━━━ AVAILABLE DATA ━━━
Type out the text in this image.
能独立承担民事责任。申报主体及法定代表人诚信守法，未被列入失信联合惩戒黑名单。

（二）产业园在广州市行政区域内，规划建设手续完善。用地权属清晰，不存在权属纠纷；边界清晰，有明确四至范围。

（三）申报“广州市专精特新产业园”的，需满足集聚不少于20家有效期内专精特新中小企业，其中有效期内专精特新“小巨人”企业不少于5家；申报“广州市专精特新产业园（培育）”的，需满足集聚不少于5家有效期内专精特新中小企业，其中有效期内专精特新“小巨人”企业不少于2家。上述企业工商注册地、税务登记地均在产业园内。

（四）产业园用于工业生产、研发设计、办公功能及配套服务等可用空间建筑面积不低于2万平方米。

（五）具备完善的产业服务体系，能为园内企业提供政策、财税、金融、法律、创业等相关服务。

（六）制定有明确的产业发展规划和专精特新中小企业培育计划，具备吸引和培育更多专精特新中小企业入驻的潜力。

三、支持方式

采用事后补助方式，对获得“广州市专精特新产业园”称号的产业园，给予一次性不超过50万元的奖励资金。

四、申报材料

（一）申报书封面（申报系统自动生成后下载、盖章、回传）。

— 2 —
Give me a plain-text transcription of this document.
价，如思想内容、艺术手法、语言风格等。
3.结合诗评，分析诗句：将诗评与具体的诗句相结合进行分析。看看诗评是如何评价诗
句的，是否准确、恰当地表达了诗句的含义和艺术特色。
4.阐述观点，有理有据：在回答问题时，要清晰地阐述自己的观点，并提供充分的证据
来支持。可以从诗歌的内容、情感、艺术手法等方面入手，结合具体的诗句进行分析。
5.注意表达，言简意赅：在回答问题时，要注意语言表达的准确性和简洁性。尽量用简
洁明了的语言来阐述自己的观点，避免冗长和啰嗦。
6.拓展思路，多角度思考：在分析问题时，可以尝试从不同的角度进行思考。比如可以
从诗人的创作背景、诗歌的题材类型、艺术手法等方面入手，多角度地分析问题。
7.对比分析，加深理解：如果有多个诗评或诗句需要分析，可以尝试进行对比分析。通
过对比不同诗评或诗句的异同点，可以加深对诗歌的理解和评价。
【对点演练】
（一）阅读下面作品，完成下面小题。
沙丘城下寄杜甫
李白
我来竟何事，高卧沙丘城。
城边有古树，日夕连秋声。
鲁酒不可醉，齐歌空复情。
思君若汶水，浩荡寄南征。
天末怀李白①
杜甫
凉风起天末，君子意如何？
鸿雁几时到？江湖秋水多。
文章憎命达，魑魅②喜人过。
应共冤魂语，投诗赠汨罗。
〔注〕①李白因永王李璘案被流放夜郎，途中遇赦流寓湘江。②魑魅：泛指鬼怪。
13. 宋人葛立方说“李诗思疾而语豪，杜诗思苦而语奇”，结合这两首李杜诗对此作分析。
━━━
▸ **TASK BRIEF**
Restate all of the entries exactly, please.

▸ **THE RESPONSE**
Type out the text in this image.
能独立承担民事责任。申报主体及法定代表人诚信守法，未被列入失信联合惩戒黑名单。

（二）产业园在广州市行政区域内，规划建设手续完善。用地权属清晰，不存在权属纠纷；边界清晰，有明确四至范围。

（三）申报“广州市专精特新产业园”的，需满足集聚不少于20家有效期内专精特新中小企业，其中有效期内专精特新“小巨人”企业不少于5家；申报“广州市专精特新产业园（培育）”的，需满足集聚不少于5家有效期内专精特新中小企业，其中有效期内专精特新“小巨人”企业不少于2家。上述企业工商注册地、税务登记地均在产业园内。

（四）产业园用于工业生产、研发设计、办公功能及配套服务等可用空间建筑面积不低于2万平方米。

（五）具备完善的产业服务体系，能为园内企业提供政策、财税、金融、法律、创业等相关服务。

（六）制定有明确的产业发展规划和专精特新中小企业培育计划，具备吸引和培育更多专精特新中小企业入驻的潜力。

三、支持方式

采用事后补助方式，对获得“广州市专精特新产业园”称号的产业园，给予一次性不超过50万元的奖励资金。

四、申报材料

（一）申报书封面（申报系统自动生成后下载、盖章、回传）。

— 2 —
Give me a plain-text transcription of this document.
价，如思想内容、艺术手法、语言风格等。
3.结合诗评，分析诗句：将诗评与具体的诗句相结合进行分析。看看诗评是如何评价诗
句的，是否准确、恰当地表达了诗句的含义和艺术特色。
4.阐述观点，有理有据：在回答问题时，要清晰地阐述自己的观点，并提供充分的证据
来支持。可以从诗歌的内容、情感、艺术手法等方面入手，结合具体的诗句进行分析。
5.注意表达，言简意赅：在回答问题时，要注意语言表达的准确性和简洁性。尽量用简
洁明了的语言来阐述自己的观点，避免冗长和啰嗦。
6.拓展思路，多角度思考：在分析问题时，可以尝试从不同的角度进行思考。比如可以
从诗人的创作背景、诗歌的题材类型、艺术手法等方面入手，多角度地分析问题。
7.对比分析，加深理解：如果有多个诗评或诗句需要分析，可以尝试进行对比分析。通
过对比不同诗评或诗句的异同点，可以加深对诗歌的理解和评价。
【对点演练】
（一）阅读下面作品，完成下面小题。
沙丘城下寄杜甫
李白
我来竟何事，高卧沙丘城。
城边有古树，日夕连秋声。
鲁酒不可醉，齐歌空复情。
思君若汶水，浩荡寄南征。
天末怀李白①
杜甫
凉风起天末，君子意如何？
鸿雁几时到？江湖秋水多。
文章憎命达，魑魅②喜人过。
应共冤魂语，投诗赠汨罗。
〔注〕①李白因永王李璘案被流放夜郎，途中遇赦流寓湘江。②魑魅：泛指鬼怪。
13. 宋人葛立方说“李诗思疾而语豪，杜诗思苦而语奇”，结合这两首李杜诗对此作分析。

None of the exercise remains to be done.